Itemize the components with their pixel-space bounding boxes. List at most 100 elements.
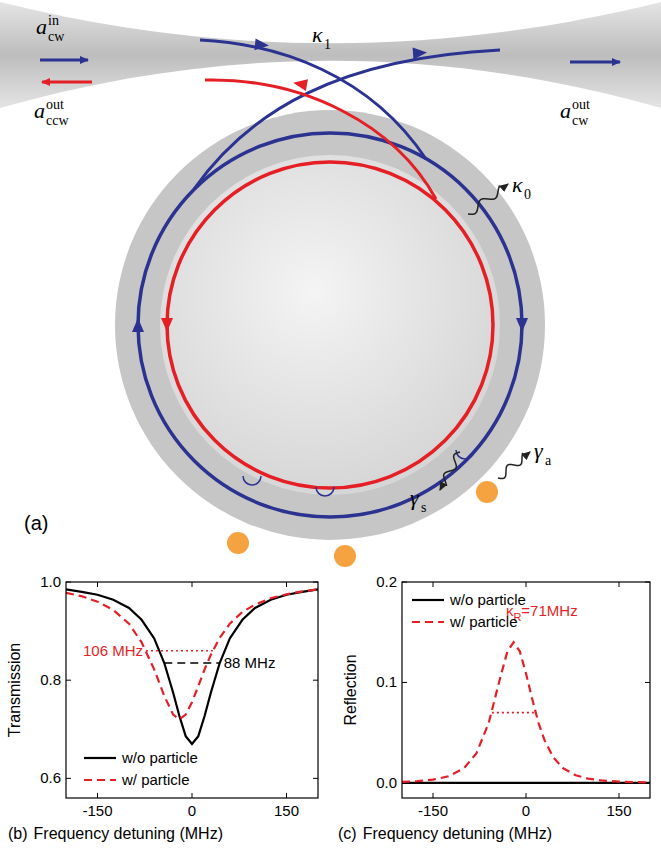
panel-label: (a) bbox=[24, 512, 48, 534]
legend-swatch bbox=[84, 779, 116, 781]
diagram-label-sub: 0 bbox=[524, 187, 531, 202]
ccw-out-coupling bbox=[205, 80, 436, 199]
legend: w/o particle w/ particle bbox=[412, 591, 526, 630]
x-tick bbox=[619, 582, 620, 587]
direction-arrow bbox=[132, 318, 144, 332]
y-tick bbox=[313, 778, 318, 779]
ccw-mode bbox=[167, 162, 493, 488]
diagram-label: κ bbox=[512, 172, 523, 197]
chart-panel: -150 0 150 0.6 0.8 1.0 106 MHz 88 MHz w/o partic… bbox=[6, 573, 318, 842]
reflected-arrow bbox=[42, 81, 92, 84]
nanoparticle bbox=[227, 532, 249, 554]
y-tick bbox=[402, 682, 407, 683]
cw-out-coupling bbox=[194, 50, 500, 189]
x-tick bbox=[192, 793, 193, 798]
y-tick-label: 0.6 bbox=[40, 769, 61, 786]
scattering-arrow bbox=[440, 452, 460, 490]
page: {"diagram": {"panel": "(a)", "labels": [… bbox=[0, 0, 661, 849]
diagram-label-sup: out bbox=[572, 97, 590, 112]
x-tick bbox=[619, 793, 620, 798]
y-tick bbox=[313, 680, 318, 681]
y-tick-label: 1.0 bbox=[40, 573, 61, 590]
legend-swatch bbox=[412, 599, 444, 601]
y-tick-label: 0.0 bbox=[376, 774, 397, 791]
x-tick-label: 150 bbox=[274, 802, 299, 819]
annotation: 106 MHz bbox=[83, 642, 143, 659]
legend-label: w/ particle bbox=[449, 613, 518, 630]
diagram-label-sub: cw bbox=[572, 113, 589, 128]
cw-mode bbox=[138, 133, 522, 517]
direction-arrow bbox=[413, 47, 428, 60]
y-tick bbox=[66, 778, 71, 779]
chart-panel: -15001500.00.10.2κR=71MHzw/o particlew/ … bbox=[338, 573, 650, 842]
x-tick bbox=[433, 793, 434, 798]
x-axis-title: Frequency detuning (MHz) bbox=[363, 825, 552, 842]
direction-arrow bbox=[161, 318, 173, 332]
series-line bbox=[402, 642, 650, 782]
fiber-taper bbox=[0, 2, 661, 108]
legend-swatch bbox=[412, 621, 444, 623]
x-tick bbox=[526, 582, 527, 587]
x-tick bbox=[286, 793, 287, 798]
plot-frame bbox=[66, 582, 318, 798]
absorption-arrow bbox=[498, 452, 530, 479]
disk-rim bbox=[115, 110, 545, 540]
diagram: aincwaoutccwaoutcwκ1κ0γaγs(a) bbox=[0, 2, 661, 567]
nanoparticle bbox=[334, 545, 356, 567]
series-line bbox=[66, 589, 318, 744]
diagram-label-sub: a bbox=[545, 453, 552, 468]
y-tick-label: 0.8 bbox=[40, 671, 61, 688]
diagram-label: a bbox=[36, 14, 47, 39]
legend-swatch bbox=[84, 757, 116, 759]
legend-label: w/o particle bbox=[121, 749, 198, 766]
x-tick-label: 0 bbox=[522, 802, 530, 819]
diagram-label-sub: ccw bbox=[46, 113, 69, 128]
y-tick-label: 0.2 bbox=[376, 573, 397, 590]
diagram-label-sub: 1 bbox=[324, 37, 331, 52]
x-tick bbox=[97, 793, 98, 798]
diagram-label: a bbox=[34, 98, 45, 123]
y-tick bbox=[645, 682, 650, 683]
x-axis-title: Frequency detuning (MHz) bbox=[34, 825, 223, 842]
width-marker bbox=[164, 662, 219, 664]
diagram-label-sub: s bbox=[421, 500, 426, 515]
y-tick-label: 0.1 bbox=[376, 673, 397, 690]
direction-arrow bbox=[516, 318, 528, 332]
x-tick bbox=[192, 582, 193, 587]
output-arrow bbox=[570, 61, 620, 64]
diagram-label: κ bbox=[312, 22, 323, 47]
y-axis-title: Reflection bbox=[342, 654, 359, 725]
annotation: 88 MHz bbox=[224, 654, 276, 671]
x-tick-label: 0 bbox=[188, 802, 196, 819]
annotation-suffix: =71MHz bbox=[521, 602, 577, 619]
nanoparticle bbox=[476, 481, 498, 503]
series-group bbox=[66, 589, 318, 744]
x-tick bbox=[526, 793, 527, 798]
direction-arrow bbox=[292, 77, 308, 91]
x-tick-label: -150 bbox=[418, 802, 448, 819]
diagram-label: γ bbox=[410, 485, 420, 510]
direction-arrow bbox=[255, 38, 270, 51]
width-marker bbox=[492, 712, 536, 714]
x-tick-label: -150 bbox=[82, 802, 112, 819]
diagram-label: γ bbox=[534, 438, 544, 463]
width-marker bbox=[146, 650, 213, 652]
figure: aincwaoutccwaoutcwκ1κ0γaγs(a)-15001500.6… bbox=[0, 0, 661, 849]
cw-in-coupling bbox=[200, 40, 426, 159]
x-tick bbox=[97, 582, 98, 587]
panel-label: (b) bbox=[8, 825, 28, 842]
x-tick bbox=[433, 582, 434, 587]
diagram-label: a bbox=[560, 98, 571, 123]
series-line bbox=[66, 589, 318, 719]
panel-label: (c) bbox=[338, 825, 357, 842]
legend-label: w/o particle bbox=[449, 591, 526, 608]
scattering-arc bbox=[456, 450, 474, 459]
scattering-arc bbox=[243, 476, 261, 485]
diagram-label-sup: in bbox=[48, 13, 59, 28]
series-group bbox=[402, 642, 650, 783]
legend-label: w/ particle bbox=[121, 771, 190, 788]
loss-arrow bbox=[468, 184, 508, 214]
diagram-label-sub: cw bbox=[48, 29, 65, 44]
scattering-arc bbox=[316, 487, 334, 496]
y-axis-title: Transmission bbox=[6, 643, 23, 738]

Task details - Repeat every line of the records with "nanoparticle" swapped for "particle" and nothing else changed. Leave the pictures out.

Exercise answer -
Itemize the components with their pixel-space bounding boxes. List at most 100 elements.
panel-label: (a) bbox=[24, 512, 48, 534]
legend-swatch bbox=[84, 779, 116, 781]
diagram-label-sub: 0 bbox=[524, 187, 531, 202]
ccw-out-coupling bbox=[205, 80, 436, 199]
legend: w/o particle w/ particle bbox=[412, 591, 526, 630]
x-tick bbox=[619, 582, 620, 587]
direction-arrow bbox=[132, 318, 144, 332]
y-tick bbox=[313, 778, 318, 779]
ccw-mode bbox=[167, 162, 493, 488]
diagram-label: κ bbox=[512, 172, 523, 197]
chart-panel: -150 0 150 0.6 0.8 1.0 106 MHz 88 MHz w/o partic… bbox=[6, 573, 318, 842]
reflected-arrow bbox=[42, 81, 92, 84]
particle bbox=[227, 532, 249, 554]
y-tick bbox=[402, 682, 407, 683]
cw-out-coupling bbox=[194, 50, 500, 189]
x-tick bbox=[192, 793, 193, 798]
y-tick-label: 0.6 bbox=[40, 769, 61, 786]
scattering-arrow bbox=[440, 452, 460, 490]
page: {"diagram": {"panel": "(a)", "labels": [… bbox=[0, 0, 661, 849]
diagram-label-sup: out bbox=[572, 97, 590, 112]
x-tick bbox=[619, 793, 620, 798]
y-tick bbox=[313, 680, 318, 681]
y-tick-label: 1.0 bbox=[40, 573, 61, 590]
legend-swatch bbox=[412, 599, 444, 601]
y-tick-label: 0.0 bbox=[376, 774, 397, 791]
x-tick-label: 150 bbox=[274, 802, 299, 819]
annotation: 106 MHz bbox=[83, 642, 143, 659]
legend-label: w/ particle bbox=[449, 613, 518, 630]
diagram-label-sub: cw bbox=[572, 113, 589, 128]
cw-mode bbox=[138, 133, 522, 517]
direction-arrow bbox=[413, 47, 428, 60]
y-tick bbox=[66, 778, 71, 779]
chart-panel: -15001500.00.10.2κR=71MHzw/o particlew/ … bbox=[338, 573, 650, 842]
x-tick bbox=[433, 793, 434, 798]
x-axis-title: Frequency detuning (MHz) bbox=[363, 825, 552, 842]
direction-arrow bbox=[161, 318, 173, 332]
series-line bbox=[402, 642, 650, 782]
fiber-taper bbox=[0, 2, 661, 108]
legend-swatch bbox=[412, 621, 444, 623]
x-tick bbox=[526, 582, 527, 587]
x-tick bbox=[286, 793, 287, 798]
plot-frame bbox=[66, 582, 318, 798]
absorption-arrow bbox=[498, 452, 530, 479]
disk-rim bbox=[115, 110, 545, 540]
diagram: aincwaoutccwaoutcwκ1κ0γaγs(a) bbox=[0, 2, 661, 567]
particle bbox=[334, 545, 356, 567]
series-line bbox=[66, 589, 318, 744]
diagram-label-sub: a bbox=[545, 453, 552, 468]
y-tick-label: 0.8 bbox=[40, 671, 61, 688]
diagram-label: a bbox=[36, 14, 47, 39]
legend-swatch bbox=[84, 757, 116, 759]
legend-label: w/o particle bbox=[121, 749, 198, 766]
x-tick-label: 0 bbox=[522, 802, 530, 819]
diagram-label-sub: ccw bbox=[46, 113, 69, 128]
y-tick-label: 0.2 bbox=[376, 573, 397, 590]
diagram-label-sub: 1 bbox=[324, 37, 331, 52]
x-tick bbox=[97, 793, 98, 798]
diagram-label: a bbox=[34, 98, 45, 123]
y-tick bbox=[645, 682, 650, 683]
x-axis-title: Frequency detuning (MHz) bbox=[34, 825, 223, 842]
width-marker bbox=[164, 662, 219, 664]
diagram-label-sub: s bbox=[421, 500, 426, 515]
y-tick-label: 0.1 bbox=[376, 673, 397, 690]
direction-arrow bbox=[516, 318, 528, 332]
x-tick bbox=[192, 582, 193, 587]
output-arrow bbox=[570, 61, 620, 64]
diagram-label: κ bbox=[312, 22, 323, 47]
y-axis-title: Reflection bbox=[342, 654, 359, 725]
annotation: 88 MHz bbox=[224, 654, 276, 671]
x-tick-label: 0 bbox=[188, 802, 196, 819]
annotation-suffix: =71MHz bbox=[521, 602, 577, 619]
particle bbox=[476, 481, 498, 503]
series-group bbox=[66, 589, 318, 744]
x-tick bbox=[526, 793, 527, 798]
direction-arrow bbox=[292, 77, 308, 91]
x-tick-label: -150 bbox=[418, 802, 448, 819]
diagram-label: γ bbox=[410, 485, 420, 510]
direction-arrow bbox=[255, 38, 270, 51]
width-marker bbox=[492, 712, 536, 714]
x-tick-label: -150 bbox=[82, 802, 112, 819]
diagram-label: γ bbox=[534, 438, 544, 463]
width-marker bbox=[146, 650, 213, 652]
figure: aincwaoutccwaoutcwκ1κ0γaγs(a)-15001500.6… bbox=[0, 0, 661, 849]
cw-in-coupling bbox=[200, 40, 426, 159]
x-tick bbox=[97, 582, 98, 587]
panel-label: (b) bbox=[8, 825, 28, 842]
x-tick bbox=[433, 582, 434, 587]
diagram-label: a bbox=[560, 98, 571, 123]
series-line bbox=[66, 589, 318, 719]
panel-label: (c) bbox=[338, 825, 357, 842]
legend-label: w/o particle bbox=[449, 591, 526, 608]
scattering-arc bbox=[456, 450, 474, 459]
scattering-arc bbox=[243, 476, 261, 485]
diagram-label-sup: in bbox=[48, 13, 59, 28]
series-group bbox=[402, 642, 650, 783]
legend-label: w/ particle bbox=[121, 771, 190, 788]
loss-arrow bbox=[468, 184, 508, 214]
diagram-label-sub: cw bbox=[48, 29, 65, 44]
scattering-arc bbox=[316, 487, 334, 496]
y-axis-title: Transmission bbox=[6, 643, 23, 738]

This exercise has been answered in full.